> _APPLY WHAT YOU READ_:
**A.** Translate this sentence from the article on Israeli housing costs into Spanish: "The foremost action that needs to be taken to solve this problem is an increase in the supply of housing via new construction."
**B.** Change the passage of the article on Israeli housing costs from "First, some context: Housing" to "barriers to investors." by putting "developers" in place of "investors".

> _SOURCE DOCUMENT_:
The release of the latest statistics on inflation in Israel indicate yet another rise in the cost of housing, showing a consistently upward trend that has left many rent- and mortgage-payers forlorn. While there isn’t much that can be done by consumers themselves to reduce their housing costs (unless they want to live in smaller homes or cheaper locations), the government has a few options to pursue if it wants to alleviate some of the pressure.
First, some context: Housing prices have risen recently as a result of several factors, notably a slow period in the amount of housing construction that allowed supply to fall behind demand, culminating in not enough places for people to live. The reasons behind that period include construction dwindling as a result of the pandemic in 2020, as well as regulatory activity and tax adjustments that acted as barriers to investors.
The foremost action that needs to be taken to solve this problem is an increase in the supply of housing via new construction. “At the end of the day, we need to see a lot of new housing construction in order to balance the harsh price increase,” said Prof. Dani Ben-Shachar, director of the Alrov Institute for Real Estate Research and faculty member at the Coller School of Management at Tel Aviv University.

> _Document structure recognition data_:
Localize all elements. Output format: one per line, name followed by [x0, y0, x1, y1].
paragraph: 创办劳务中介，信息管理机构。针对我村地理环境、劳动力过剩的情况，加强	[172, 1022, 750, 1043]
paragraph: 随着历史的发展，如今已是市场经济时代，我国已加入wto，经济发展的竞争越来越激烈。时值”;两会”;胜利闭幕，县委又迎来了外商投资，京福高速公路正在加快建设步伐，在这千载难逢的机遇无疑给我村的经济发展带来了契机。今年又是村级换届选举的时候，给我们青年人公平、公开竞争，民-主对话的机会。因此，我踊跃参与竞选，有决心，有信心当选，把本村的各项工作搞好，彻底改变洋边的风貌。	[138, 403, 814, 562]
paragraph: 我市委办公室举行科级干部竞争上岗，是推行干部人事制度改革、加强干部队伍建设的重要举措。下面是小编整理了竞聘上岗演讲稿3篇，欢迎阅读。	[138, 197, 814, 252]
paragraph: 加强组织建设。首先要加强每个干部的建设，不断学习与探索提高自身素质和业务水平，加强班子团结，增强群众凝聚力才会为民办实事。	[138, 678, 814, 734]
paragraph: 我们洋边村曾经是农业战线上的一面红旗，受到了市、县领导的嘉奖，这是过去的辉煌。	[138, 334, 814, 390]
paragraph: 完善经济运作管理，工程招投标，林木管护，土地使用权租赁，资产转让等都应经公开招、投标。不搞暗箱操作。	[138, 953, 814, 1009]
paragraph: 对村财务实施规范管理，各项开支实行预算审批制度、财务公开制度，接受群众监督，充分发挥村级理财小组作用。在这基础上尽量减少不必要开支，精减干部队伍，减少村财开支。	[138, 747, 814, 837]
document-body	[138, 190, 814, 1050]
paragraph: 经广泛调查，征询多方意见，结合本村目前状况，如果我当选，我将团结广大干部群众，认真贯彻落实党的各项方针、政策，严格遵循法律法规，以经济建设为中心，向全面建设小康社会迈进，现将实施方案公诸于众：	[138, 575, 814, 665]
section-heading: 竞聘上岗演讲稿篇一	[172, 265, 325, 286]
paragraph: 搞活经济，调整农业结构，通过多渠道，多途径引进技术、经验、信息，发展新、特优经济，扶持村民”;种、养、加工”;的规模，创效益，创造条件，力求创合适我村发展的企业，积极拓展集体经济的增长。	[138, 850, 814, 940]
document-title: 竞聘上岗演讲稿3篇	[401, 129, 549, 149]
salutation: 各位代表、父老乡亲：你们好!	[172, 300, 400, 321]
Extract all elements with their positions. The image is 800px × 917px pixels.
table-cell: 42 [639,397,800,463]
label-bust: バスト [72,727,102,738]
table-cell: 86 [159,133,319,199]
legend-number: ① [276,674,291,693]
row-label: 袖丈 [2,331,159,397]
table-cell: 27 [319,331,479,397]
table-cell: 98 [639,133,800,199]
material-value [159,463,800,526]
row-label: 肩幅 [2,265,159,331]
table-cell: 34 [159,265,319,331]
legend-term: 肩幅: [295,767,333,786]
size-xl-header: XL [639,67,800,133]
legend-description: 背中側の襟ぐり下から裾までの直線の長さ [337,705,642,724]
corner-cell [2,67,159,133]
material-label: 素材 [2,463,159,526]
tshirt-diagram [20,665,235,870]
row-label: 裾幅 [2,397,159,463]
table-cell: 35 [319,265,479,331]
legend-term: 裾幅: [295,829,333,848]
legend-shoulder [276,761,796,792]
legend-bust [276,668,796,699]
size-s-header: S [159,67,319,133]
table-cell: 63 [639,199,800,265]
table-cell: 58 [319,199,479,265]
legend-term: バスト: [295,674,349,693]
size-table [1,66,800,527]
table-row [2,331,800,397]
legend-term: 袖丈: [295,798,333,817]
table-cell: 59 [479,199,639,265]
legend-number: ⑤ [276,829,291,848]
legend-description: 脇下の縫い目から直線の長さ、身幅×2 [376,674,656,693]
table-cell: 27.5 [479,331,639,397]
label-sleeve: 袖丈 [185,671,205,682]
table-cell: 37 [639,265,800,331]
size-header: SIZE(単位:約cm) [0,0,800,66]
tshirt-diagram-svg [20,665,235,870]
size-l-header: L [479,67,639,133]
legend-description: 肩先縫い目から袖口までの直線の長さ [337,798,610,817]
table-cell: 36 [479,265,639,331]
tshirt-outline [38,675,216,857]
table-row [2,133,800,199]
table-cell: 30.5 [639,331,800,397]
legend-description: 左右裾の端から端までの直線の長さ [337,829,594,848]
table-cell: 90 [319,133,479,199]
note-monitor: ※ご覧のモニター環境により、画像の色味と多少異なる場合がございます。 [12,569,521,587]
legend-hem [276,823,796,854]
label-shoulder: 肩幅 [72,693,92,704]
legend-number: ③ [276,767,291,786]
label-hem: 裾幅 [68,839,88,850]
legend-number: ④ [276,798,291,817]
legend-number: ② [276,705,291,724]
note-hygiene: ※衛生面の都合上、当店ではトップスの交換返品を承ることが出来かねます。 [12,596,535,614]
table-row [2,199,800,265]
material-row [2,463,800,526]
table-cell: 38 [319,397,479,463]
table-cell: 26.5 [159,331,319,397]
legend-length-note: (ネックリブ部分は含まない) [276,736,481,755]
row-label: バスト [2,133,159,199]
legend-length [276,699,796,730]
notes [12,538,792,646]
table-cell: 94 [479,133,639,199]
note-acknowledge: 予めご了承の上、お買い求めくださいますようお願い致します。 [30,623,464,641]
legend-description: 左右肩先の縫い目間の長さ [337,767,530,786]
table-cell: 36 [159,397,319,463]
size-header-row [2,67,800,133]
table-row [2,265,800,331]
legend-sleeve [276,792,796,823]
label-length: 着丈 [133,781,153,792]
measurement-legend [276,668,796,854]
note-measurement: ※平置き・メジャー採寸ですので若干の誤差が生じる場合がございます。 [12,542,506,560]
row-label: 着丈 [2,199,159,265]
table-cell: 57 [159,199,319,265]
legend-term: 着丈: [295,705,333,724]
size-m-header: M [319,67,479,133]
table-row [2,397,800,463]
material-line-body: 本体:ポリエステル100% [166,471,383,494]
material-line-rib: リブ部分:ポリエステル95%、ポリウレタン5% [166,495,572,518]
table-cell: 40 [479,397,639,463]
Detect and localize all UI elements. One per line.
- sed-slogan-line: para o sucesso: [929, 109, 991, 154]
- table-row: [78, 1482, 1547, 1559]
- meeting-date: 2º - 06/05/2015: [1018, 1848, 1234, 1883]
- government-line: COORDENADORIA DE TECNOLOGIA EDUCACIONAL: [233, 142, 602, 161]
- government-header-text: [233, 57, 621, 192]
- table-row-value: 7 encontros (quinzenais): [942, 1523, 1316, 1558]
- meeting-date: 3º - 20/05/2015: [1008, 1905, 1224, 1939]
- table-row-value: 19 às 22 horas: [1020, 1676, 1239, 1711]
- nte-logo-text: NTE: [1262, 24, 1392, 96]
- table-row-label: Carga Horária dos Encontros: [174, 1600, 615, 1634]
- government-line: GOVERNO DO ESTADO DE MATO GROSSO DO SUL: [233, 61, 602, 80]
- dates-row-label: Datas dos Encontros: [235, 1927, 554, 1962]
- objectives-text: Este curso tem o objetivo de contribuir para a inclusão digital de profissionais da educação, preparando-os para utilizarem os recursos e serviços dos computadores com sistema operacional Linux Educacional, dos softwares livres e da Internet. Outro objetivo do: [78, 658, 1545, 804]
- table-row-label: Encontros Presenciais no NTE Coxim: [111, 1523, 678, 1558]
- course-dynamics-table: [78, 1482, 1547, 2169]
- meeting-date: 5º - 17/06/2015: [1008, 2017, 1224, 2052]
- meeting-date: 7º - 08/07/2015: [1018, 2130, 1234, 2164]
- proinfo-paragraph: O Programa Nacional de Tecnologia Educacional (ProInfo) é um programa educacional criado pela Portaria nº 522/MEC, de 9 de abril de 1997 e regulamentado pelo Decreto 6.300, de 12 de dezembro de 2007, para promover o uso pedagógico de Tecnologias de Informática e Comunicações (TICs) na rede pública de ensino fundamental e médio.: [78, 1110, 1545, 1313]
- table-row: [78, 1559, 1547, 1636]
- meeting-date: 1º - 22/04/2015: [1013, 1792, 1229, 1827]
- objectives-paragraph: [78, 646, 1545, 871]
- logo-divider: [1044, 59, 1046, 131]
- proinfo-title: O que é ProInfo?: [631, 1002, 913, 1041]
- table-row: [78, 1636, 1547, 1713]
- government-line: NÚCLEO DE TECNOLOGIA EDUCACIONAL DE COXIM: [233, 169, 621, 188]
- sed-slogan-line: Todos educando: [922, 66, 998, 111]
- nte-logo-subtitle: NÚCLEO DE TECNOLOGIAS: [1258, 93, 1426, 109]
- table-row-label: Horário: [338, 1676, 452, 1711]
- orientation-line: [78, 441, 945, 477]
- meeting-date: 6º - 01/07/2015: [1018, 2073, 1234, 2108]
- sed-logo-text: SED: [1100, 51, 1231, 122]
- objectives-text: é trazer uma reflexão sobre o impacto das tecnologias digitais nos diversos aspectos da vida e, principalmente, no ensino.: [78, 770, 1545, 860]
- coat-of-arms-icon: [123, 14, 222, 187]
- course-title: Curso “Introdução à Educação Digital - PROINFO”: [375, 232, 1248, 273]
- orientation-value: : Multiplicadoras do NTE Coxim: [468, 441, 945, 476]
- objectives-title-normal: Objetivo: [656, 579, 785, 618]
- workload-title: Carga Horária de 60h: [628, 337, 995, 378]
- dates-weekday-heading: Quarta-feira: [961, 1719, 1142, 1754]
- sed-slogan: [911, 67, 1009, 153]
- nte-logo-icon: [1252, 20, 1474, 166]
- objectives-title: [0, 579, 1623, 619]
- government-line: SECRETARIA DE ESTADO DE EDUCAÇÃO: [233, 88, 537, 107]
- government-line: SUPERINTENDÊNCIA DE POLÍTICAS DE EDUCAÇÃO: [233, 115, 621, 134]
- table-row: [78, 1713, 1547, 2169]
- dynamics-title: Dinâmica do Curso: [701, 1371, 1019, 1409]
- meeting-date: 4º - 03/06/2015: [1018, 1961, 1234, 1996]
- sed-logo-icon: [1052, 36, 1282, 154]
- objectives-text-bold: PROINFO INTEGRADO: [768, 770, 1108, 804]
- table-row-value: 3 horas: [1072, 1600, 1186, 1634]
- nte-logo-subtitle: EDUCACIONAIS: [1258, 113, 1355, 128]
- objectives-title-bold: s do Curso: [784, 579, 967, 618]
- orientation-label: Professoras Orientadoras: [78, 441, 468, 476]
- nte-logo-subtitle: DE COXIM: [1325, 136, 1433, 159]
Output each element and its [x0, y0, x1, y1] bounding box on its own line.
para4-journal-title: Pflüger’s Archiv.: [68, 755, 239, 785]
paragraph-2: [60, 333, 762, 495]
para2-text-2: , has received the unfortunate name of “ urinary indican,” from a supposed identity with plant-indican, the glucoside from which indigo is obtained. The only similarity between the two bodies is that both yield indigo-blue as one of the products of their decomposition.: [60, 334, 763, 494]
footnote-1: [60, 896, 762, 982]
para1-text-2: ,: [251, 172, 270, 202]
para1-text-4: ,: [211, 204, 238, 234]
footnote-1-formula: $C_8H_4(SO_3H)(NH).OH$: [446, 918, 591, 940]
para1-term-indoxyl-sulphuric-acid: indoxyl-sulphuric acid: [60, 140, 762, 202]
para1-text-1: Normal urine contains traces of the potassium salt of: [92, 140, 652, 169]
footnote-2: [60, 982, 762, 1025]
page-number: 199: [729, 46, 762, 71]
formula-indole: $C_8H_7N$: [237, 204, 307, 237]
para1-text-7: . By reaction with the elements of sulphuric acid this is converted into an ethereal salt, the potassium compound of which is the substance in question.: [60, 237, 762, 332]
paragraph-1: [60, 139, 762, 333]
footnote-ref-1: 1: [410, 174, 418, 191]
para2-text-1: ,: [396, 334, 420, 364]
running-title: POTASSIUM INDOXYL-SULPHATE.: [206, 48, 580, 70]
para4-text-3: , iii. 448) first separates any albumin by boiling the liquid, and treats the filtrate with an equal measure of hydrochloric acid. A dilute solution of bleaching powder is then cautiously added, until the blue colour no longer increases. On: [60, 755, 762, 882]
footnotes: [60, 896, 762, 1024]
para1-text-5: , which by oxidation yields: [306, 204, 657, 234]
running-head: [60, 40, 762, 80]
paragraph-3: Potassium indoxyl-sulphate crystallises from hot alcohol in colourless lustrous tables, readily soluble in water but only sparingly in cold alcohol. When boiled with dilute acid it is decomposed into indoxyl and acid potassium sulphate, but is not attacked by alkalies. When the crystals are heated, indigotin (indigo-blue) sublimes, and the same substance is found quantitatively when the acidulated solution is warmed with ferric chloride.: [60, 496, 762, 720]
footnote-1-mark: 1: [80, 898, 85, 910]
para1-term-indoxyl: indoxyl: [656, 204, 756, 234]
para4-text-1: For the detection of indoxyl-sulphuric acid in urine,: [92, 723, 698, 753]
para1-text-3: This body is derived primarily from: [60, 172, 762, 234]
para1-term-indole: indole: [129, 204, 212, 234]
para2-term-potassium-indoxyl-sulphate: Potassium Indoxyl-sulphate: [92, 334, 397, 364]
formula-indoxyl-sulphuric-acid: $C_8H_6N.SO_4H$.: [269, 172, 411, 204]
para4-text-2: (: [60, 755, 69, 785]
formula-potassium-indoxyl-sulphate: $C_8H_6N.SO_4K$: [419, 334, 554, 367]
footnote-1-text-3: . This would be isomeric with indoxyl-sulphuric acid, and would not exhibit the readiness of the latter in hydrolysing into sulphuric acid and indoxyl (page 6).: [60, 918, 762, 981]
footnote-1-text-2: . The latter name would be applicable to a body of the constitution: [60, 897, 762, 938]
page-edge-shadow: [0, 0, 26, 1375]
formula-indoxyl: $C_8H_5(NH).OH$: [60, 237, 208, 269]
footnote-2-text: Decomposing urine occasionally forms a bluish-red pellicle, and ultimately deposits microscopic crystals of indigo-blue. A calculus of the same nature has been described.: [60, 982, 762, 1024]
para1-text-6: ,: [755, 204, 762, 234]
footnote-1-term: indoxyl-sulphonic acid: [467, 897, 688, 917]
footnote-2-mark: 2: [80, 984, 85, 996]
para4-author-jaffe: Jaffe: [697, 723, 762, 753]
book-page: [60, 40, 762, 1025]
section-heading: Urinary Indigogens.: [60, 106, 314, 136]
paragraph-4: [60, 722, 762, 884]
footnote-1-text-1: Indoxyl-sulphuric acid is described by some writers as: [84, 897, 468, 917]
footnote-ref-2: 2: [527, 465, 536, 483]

> _OUTPUTS BY TASK_:
**A.** La medida principal que debe tomarse para resolver este problema es un aumento de la oferta de viviendas mediante nuevas construcciones.

**B.**
First, some context: Housing prices have risen recently as a result of several factors, notably a slow period in the amount of housing construction that allowed supply to fall behind demand, culminating in not enough places for people to live. The reasons behind that period include construction dwindling as a result of the pandemic in 2020, as well as regulatory activity and tax adjustments that acted as barriers to developers.